▸ Problema proposto 1: Transcreva da página sobre a demissão do governo o trecho que vai de "Assim sendo, e" a "os próximos meses.".

──────── Página ────────

A recente demissão do primeiro-ministro português António Costa, aliado à decisão de manter o governo de pé por mais quatro meses até às próximas eleições de 10 de março de 2024, colocam riscos. A governação do país fica assim em autogestão, com um governo limitado apenas aos atos “inadiáveis” e “estritamente necessários”, nos termos do Tribunal Constitucional que apreciou o novo contexto político.
Assim sendo, e tendo em conta que tínhamos um governo vocacionado para uma governação de longo prazo e com várias medidas estratégicas, com o aumento do salário mínimo, diminuição do IRS, e outras medidas, o que poderá estar em risco? Vamos dizer-lhe o que esperar da governação portuguesa durante os próximos meses.
Governo demissionário quando o OE 24 vai ser aprovado. O que significa?
Esta situação não é propriamente recente, já observámos o mesmo filme no final de 2021. Na altura, com um governo apoiado pela geringonça tivemos uma situação de não aprovação do OE o que fez cair o governo.

────────

▸ Problema proposto 2: Altere as linhas apresentadas a seguir, da primeira até à linha com "file-explorer-icon[interactable] (70, 734, 102, 762)", inclusive, substituindo "Learn More" por "Saiba mais" e mantendo tudo o resto igual. Reproduza apenas essas linhas.

──────── Linhas disponíveis ────────

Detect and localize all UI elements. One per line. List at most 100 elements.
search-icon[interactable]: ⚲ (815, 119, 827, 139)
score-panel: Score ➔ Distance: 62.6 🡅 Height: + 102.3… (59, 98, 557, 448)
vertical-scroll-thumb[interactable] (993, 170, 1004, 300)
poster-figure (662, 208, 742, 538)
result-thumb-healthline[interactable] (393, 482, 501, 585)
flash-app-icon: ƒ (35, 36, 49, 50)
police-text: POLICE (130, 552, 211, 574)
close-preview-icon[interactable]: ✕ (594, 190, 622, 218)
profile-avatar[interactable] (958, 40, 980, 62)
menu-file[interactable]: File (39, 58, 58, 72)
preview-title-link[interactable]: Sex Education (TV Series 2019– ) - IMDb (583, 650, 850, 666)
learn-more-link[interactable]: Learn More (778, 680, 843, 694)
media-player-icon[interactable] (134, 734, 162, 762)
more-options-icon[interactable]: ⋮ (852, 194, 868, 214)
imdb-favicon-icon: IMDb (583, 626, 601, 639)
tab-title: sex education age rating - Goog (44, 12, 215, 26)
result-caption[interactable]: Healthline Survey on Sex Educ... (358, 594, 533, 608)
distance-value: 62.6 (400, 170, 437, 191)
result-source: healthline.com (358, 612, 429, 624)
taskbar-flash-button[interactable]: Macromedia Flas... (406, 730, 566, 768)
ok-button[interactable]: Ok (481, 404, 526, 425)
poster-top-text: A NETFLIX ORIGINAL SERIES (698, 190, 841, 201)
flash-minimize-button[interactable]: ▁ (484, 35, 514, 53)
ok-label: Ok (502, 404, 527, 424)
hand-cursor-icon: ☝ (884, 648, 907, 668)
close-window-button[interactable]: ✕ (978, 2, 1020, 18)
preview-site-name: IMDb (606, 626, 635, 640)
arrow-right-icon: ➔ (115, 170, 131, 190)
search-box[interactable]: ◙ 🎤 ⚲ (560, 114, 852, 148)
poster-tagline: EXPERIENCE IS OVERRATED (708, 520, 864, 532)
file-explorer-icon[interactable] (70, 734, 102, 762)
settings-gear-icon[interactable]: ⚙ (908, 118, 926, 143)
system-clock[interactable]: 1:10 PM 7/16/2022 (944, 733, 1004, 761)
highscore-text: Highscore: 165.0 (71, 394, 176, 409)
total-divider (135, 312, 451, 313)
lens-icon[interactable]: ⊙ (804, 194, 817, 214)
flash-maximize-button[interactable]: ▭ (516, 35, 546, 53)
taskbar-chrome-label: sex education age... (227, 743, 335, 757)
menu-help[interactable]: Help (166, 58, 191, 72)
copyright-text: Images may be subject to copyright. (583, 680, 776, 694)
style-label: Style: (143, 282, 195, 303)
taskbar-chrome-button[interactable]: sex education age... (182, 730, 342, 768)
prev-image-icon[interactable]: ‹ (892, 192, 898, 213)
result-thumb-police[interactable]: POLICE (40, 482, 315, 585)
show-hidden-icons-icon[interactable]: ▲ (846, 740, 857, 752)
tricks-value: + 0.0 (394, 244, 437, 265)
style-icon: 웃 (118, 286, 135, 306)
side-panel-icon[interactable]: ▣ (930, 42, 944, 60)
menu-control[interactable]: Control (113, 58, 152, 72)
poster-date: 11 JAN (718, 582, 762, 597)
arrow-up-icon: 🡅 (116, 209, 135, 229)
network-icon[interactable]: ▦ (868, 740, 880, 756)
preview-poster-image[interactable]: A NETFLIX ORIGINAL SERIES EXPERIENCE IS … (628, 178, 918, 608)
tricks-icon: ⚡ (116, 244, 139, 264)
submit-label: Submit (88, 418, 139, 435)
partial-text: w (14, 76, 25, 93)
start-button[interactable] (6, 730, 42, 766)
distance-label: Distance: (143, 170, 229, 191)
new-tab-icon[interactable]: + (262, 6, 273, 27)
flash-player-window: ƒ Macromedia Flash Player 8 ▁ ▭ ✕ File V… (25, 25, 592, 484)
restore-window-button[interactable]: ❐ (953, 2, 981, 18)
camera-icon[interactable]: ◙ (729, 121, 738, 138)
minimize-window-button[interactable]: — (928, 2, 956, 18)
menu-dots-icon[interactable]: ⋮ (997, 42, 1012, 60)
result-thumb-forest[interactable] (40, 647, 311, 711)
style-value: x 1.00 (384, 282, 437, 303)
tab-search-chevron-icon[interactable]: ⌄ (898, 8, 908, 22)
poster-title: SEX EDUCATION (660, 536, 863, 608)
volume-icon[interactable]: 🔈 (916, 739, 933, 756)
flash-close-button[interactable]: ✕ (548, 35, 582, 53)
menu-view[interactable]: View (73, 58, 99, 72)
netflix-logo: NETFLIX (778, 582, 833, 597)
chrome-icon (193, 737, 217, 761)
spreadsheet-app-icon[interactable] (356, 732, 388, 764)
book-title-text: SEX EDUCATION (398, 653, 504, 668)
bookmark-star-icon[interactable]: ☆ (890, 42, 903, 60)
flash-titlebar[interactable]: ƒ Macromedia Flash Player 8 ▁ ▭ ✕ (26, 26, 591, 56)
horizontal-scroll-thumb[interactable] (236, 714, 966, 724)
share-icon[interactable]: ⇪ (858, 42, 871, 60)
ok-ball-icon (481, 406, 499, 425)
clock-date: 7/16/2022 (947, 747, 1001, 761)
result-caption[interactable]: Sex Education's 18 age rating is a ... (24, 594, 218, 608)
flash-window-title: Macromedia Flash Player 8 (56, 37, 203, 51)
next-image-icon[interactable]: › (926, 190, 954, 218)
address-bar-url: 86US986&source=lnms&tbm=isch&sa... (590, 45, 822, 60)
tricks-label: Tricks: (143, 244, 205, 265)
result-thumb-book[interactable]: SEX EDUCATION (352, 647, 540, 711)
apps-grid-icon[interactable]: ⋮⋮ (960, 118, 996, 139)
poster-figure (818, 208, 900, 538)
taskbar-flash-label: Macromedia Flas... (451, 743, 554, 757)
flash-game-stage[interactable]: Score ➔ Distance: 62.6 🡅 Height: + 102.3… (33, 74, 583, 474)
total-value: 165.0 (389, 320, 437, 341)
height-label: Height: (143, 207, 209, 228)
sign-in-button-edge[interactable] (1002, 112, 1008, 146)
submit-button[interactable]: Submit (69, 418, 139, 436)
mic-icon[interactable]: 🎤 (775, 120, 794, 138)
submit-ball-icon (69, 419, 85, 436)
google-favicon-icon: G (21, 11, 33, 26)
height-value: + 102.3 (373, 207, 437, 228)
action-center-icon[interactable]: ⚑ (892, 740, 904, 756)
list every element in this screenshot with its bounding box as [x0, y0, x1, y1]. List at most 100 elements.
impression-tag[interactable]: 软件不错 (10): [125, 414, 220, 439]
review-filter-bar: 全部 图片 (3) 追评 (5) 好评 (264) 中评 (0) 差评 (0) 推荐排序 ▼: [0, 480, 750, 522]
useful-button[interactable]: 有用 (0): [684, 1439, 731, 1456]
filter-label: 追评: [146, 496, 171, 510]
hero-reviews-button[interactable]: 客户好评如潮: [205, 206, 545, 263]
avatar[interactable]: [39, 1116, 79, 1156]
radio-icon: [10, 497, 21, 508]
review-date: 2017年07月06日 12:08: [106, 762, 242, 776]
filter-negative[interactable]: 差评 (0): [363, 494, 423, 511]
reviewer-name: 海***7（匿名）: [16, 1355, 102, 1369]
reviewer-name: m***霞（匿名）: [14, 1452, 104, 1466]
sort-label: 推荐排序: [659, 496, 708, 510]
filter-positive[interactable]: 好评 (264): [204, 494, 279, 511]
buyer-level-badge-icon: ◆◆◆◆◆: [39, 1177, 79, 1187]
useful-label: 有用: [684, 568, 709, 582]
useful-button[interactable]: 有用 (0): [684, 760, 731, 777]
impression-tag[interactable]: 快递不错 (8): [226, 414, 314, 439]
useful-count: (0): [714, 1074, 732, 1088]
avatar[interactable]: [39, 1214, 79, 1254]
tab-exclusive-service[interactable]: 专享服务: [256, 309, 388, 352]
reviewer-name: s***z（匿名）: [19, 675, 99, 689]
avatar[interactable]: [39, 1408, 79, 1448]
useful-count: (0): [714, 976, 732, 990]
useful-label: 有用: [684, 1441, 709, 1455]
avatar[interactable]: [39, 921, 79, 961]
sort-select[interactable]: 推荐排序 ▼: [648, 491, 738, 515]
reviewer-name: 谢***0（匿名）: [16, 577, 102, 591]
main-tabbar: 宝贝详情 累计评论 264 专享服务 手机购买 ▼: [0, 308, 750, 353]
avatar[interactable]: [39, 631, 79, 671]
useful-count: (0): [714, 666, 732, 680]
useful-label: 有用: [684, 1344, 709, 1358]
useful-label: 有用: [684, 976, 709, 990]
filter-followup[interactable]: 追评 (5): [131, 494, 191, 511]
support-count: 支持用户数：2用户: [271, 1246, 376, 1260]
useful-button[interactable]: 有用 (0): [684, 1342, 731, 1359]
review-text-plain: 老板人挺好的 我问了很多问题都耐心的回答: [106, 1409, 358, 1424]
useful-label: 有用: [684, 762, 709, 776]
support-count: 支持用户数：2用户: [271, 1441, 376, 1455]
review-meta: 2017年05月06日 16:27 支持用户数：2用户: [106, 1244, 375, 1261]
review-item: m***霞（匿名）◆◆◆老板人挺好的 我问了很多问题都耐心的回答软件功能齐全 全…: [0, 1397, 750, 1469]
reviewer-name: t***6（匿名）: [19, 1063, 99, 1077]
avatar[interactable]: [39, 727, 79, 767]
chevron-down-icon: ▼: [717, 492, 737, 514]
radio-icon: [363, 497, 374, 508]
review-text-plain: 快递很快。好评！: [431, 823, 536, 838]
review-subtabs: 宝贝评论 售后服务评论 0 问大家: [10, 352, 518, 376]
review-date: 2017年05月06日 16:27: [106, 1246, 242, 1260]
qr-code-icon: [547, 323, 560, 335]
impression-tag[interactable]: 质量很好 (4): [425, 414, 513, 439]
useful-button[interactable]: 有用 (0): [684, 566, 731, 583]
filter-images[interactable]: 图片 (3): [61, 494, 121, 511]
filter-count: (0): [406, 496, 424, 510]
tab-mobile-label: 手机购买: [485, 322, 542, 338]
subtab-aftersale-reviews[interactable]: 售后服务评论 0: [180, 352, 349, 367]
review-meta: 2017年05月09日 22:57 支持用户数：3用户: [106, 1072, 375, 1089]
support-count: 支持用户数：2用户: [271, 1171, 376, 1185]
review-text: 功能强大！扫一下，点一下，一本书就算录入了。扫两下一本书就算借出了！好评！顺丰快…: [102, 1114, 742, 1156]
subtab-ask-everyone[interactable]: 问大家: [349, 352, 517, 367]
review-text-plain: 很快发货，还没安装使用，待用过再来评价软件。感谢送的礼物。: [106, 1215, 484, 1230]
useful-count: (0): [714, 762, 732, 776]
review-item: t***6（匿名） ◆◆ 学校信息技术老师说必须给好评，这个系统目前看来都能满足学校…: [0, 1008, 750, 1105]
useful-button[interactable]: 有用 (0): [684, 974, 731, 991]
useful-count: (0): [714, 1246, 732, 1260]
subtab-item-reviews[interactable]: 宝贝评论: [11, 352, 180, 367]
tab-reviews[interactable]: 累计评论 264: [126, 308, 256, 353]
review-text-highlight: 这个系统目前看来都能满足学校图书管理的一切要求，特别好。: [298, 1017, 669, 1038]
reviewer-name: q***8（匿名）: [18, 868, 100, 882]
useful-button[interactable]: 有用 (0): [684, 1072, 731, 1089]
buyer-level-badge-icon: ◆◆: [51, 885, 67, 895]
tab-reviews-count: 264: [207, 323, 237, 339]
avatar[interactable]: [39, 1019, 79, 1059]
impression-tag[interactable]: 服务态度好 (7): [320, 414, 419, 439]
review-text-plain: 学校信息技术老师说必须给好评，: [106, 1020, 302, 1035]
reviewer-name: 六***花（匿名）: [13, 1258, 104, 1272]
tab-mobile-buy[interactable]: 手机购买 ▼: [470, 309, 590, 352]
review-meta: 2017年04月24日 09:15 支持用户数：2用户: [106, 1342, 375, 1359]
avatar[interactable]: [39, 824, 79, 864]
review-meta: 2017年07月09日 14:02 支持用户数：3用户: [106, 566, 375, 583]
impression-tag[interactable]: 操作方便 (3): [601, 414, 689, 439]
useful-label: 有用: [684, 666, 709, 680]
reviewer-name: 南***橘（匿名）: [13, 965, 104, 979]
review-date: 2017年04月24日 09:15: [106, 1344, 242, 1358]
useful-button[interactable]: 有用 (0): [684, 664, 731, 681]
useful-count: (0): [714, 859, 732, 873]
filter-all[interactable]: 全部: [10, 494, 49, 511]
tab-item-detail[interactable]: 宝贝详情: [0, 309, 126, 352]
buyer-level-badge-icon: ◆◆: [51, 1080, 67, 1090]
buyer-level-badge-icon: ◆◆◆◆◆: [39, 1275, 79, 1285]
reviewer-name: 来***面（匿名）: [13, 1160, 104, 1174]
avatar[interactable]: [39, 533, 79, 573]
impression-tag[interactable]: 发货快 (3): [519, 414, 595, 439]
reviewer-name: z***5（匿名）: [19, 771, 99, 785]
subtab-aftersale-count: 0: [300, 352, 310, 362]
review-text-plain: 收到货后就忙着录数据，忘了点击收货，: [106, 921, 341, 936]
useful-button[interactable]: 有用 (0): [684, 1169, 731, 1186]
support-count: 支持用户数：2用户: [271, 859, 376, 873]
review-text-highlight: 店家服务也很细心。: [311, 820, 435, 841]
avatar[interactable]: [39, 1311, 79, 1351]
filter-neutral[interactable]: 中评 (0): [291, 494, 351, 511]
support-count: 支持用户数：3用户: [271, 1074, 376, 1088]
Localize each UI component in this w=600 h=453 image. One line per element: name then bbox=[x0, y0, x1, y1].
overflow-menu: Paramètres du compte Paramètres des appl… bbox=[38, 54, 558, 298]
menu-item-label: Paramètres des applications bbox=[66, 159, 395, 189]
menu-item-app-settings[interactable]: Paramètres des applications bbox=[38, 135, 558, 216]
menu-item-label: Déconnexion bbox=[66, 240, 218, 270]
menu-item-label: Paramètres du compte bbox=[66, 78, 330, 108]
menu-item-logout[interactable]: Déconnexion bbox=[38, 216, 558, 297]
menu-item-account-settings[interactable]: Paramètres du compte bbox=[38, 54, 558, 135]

────────

▸ Resultado do exercício 1:
Assim sendo, e tendo em conta que tínhamos um governo vocacionado para uma governação de longo prazo e com várias medidas estratégicas, com o aumento do salário mínimo, diminuição do IRS, e outras medidas, o que poderá estar em risco? Vamos dizer-lhe o que esperar da governação portuguesa durante os próximos meses.

▸ Resultado do exercício 2:
Detect and localize all UI elements. One per line. List at most 100 elements.
search-icon[interactable]: ⚲ (815, 119, 827, 139)
score-panel: Score ➔ Distance: 62.6 🡅 Height: + 102.3… (59, 98, 557, 448)
vertical-scroll-thumb[interactable] (993, 170, 1004, 300)
poster-figure (662, 208, 742, 538)
result-thumb-healthline[interactable] (393, 482, 501, 585)
flash-app-icon: ƒ (35, 36, 49, 50)
police-text: POLICE (130, 552, 211, 574)
close-preview-icon[interactable]: ✕ (594, 190, 622, 218)
profile-avatar[interactable] (958, 40, 980, 62)
menu-file[interactable]: File (39, 58, 58, 72)
preview-title-link[interactable]: Sex Education (TV Series 2019– ) - IMDb (583, 650, 850, 666)
learn-more-link[interactable]: Saiba mais (778, 680, 843, 694)
media-player-icon[interactable] (134, 734, 162, 762)
more-options-icon[interactable]: ⋮ (852, 194, 868, 214)
imdb-favicon-icon: IMDb (583, 626, 601, 639)
tab-title: sex education age rating - Goog (44, 12, 215, 26)
result-caption[interactable]: Healthline Survey on Sex Educ... (358, 594, 533, 608)
distance-value: 62.6 (400, 170, 437, 191)
result-source: healthline.com (358, 612, 429, 624)
taskbar-flash-button[interactable]: Macromedia Flas... (406, 730, 566, 768)
ok-button[interactable]: Ok (481, 404, 526, 425)
poster-top-text: A NETFLIX ORIGINAL SERIES (698, 190, 841, 201)
flash-minimize-button[interactable]: ▁ (484, 35, 514, 53)
ok-label: Ok (502, 404, 527, 424)
hand-cursor-icon: ☝ (884, 648, 907, 668)
close-window-button[interactable]: ✕ (978, 2, 1020, 18)
preview-site-name: IMDb (606, 626, 635, 640)
arrow-right-icon: ➔ (115, 170, 131, 190)
search-box[interactable]: ◙ 🎤 ⚲ (560, 114, 852, 148)
poster-tagline: EXPERIENCE IS OVERRATED (708, 520, 864, 532)
file-explorer-icon[interactable] (70, 734, 102, 762)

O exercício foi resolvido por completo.